Start DATA SHOWN

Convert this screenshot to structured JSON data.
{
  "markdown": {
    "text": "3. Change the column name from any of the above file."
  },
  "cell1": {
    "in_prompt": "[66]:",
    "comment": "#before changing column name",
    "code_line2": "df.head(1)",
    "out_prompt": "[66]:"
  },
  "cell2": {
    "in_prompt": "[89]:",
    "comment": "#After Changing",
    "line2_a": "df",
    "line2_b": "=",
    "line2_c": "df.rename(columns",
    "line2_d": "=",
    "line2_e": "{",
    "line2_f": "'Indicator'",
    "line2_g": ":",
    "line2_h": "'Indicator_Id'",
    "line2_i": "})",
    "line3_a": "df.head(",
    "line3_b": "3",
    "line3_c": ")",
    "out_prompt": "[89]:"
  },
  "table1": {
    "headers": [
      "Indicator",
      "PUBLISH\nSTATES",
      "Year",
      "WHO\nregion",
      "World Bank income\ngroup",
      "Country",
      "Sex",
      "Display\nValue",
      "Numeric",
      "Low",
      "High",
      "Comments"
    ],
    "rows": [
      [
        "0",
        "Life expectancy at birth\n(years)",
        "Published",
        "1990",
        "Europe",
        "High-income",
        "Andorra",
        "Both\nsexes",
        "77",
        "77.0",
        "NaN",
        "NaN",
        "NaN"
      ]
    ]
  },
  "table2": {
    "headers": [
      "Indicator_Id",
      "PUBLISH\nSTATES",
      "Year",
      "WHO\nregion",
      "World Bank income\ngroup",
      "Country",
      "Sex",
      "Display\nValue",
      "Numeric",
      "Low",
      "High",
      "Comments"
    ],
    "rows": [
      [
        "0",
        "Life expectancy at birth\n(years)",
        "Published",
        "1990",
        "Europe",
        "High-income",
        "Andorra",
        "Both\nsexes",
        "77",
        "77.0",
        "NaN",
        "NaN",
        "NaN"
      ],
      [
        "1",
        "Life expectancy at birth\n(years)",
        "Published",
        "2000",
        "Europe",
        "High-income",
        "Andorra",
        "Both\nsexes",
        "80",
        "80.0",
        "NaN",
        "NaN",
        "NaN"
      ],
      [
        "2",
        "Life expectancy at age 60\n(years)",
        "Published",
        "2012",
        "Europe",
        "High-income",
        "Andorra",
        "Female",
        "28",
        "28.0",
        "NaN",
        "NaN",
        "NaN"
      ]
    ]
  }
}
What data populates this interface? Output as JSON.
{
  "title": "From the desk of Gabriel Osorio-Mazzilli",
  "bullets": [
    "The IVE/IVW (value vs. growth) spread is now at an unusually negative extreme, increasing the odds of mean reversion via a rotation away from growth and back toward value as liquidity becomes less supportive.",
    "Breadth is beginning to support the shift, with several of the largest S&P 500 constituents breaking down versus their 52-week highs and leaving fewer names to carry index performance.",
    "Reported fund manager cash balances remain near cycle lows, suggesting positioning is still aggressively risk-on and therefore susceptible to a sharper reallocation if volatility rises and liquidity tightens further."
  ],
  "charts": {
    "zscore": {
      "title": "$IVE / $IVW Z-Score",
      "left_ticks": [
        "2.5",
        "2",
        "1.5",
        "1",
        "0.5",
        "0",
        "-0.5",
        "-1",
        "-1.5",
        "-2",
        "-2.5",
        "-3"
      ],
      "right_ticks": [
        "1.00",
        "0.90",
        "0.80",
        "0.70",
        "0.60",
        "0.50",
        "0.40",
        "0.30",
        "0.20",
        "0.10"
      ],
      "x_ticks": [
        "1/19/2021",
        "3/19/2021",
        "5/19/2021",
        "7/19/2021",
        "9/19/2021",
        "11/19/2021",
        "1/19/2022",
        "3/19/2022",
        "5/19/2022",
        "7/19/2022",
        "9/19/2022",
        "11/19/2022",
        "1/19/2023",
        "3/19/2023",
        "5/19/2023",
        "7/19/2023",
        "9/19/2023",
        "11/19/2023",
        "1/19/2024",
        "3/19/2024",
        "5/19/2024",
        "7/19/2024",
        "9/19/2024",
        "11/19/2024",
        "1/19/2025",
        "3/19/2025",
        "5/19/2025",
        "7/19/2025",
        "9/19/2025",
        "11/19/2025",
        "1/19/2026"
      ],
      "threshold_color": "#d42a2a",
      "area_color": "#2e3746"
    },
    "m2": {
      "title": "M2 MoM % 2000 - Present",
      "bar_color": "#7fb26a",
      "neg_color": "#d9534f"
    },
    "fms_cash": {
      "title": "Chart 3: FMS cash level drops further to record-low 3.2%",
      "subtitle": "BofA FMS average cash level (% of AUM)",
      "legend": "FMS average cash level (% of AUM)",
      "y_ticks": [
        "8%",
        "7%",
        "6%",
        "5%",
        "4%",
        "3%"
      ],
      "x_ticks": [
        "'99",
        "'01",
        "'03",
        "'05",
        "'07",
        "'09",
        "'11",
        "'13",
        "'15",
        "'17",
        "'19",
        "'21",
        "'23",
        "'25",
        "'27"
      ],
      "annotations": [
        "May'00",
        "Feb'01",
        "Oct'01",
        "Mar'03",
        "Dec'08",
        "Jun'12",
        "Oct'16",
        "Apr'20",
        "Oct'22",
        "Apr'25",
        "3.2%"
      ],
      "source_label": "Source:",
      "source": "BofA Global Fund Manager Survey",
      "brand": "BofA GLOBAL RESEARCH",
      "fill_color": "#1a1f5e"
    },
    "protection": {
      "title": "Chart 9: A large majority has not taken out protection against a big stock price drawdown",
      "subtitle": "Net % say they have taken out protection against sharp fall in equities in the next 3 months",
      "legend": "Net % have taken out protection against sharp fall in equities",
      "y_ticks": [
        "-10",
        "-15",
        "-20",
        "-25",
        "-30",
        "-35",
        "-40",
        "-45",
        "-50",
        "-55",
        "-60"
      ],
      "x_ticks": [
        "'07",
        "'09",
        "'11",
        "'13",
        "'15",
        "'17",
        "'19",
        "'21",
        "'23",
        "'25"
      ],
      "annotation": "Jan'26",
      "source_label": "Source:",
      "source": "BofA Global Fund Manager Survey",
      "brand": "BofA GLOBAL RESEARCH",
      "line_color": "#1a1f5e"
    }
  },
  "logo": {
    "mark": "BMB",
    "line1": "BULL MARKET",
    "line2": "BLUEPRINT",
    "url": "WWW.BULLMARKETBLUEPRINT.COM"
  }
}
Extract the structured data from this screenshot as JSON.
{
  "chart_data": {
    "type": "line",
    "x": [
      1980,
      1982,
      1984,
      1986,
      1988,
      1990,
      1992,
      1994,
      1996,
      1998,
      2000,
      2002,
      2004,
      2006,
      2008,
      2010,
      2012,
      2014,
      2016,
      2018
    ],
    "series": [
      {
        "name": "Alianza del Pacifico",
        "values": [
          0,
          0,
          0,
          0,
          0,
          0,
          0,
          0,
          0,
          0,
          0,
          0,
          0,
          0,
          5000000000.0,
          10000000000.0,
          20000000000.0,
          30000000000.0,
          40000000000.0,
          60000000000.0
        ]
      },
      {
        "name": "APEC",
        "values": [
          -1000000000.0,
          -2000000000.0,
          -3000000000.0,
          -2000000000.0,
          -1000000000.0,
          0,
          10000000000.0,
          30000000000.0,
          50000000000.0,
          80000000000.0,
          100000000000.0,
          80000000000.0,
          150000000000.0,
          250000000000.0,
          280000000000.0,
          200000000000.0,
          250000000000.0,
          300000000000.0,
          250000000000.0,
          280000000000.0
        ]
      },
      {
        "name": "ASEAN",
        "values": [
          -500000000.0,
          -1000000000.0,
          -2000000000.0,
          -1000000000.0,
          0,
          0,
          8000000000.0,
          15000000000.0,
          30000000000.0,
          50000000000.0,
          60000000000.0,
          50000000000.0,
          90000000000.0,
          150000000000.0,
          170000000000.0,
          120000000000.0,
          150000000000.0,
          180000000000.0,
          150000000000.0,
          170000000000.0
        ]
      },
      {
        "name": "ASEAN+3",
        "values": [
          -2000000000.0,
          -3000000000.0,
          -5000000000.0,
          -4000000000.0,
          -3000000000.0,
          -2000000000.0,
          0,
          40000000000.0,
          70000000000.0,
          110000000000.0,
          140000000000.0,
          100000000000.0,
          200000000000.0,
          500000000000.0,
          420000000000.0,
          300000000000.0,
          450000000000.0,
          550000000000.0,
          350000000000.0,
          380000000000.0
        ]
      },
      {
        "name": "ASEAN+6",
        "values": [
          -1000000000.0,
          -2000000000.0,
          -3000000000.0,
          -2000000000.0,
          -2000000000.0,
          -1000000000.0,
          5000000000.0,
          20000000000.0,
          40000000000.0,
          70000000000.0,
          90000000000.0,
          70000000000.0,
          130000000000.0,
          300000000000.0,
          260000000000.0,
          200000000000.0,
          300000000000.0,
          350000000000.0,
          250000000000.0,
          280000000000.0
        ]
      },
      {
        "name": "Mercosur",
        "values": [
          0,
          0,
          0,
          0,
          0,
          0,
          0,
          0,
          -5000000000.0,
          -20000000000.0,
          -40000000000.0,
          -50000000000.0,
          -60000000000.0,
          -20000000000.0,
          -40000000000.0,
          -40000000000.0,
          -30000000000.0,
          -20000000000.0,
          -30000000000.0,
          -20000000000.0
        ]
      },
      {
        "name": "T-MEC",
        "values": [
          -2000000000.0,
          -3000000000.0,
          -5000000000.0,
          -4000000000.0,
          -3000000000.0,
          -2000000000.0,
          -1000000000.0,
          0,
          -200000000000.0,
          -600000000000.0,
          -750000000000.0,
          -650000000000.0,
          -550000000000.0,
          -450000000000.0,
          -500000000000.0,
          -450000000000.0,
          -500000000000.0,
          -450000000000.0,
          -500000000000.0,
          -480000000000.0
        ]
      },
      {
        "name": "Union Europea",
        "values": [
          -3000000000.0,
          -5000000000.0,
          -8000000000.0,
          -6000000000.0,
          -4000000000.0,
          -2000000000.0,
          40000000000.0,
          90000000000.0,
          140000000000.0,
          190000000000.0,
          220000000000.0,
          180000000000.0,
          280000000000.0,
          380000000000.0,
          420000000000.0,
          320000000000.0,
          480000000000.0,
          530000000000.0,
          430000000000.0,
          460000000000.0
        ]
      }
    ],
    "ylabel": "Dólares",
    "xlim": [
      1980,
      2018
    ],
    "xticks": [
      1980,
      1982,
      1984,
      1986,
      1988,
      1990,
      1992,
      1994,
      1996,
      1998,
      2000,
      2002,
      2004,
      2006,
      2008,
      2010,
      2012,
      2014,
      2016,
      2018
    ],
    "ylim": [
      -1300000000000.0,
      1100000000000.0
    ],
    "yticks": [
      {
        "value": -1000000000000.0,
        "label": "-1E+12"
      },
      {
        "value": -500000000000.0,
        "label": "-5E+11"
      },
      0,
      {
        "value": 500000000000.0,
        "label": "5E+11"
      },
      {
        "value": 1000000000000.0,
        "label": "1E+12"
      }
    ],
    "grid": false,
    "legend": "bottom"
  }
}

End DATA SHOWN

▸ **WORK TO DO**:
Go through the records and show every line with the string "level" in it.

▸ **REPLY TO THE EXERCISE**:
      "title": "Chart 3: FMS cash level drops further to record-low 3.2%",
      "subtitle": "BofA FMS average cash level (% of AUM)",
      "legend": "FMS average cash level (% of AUM)",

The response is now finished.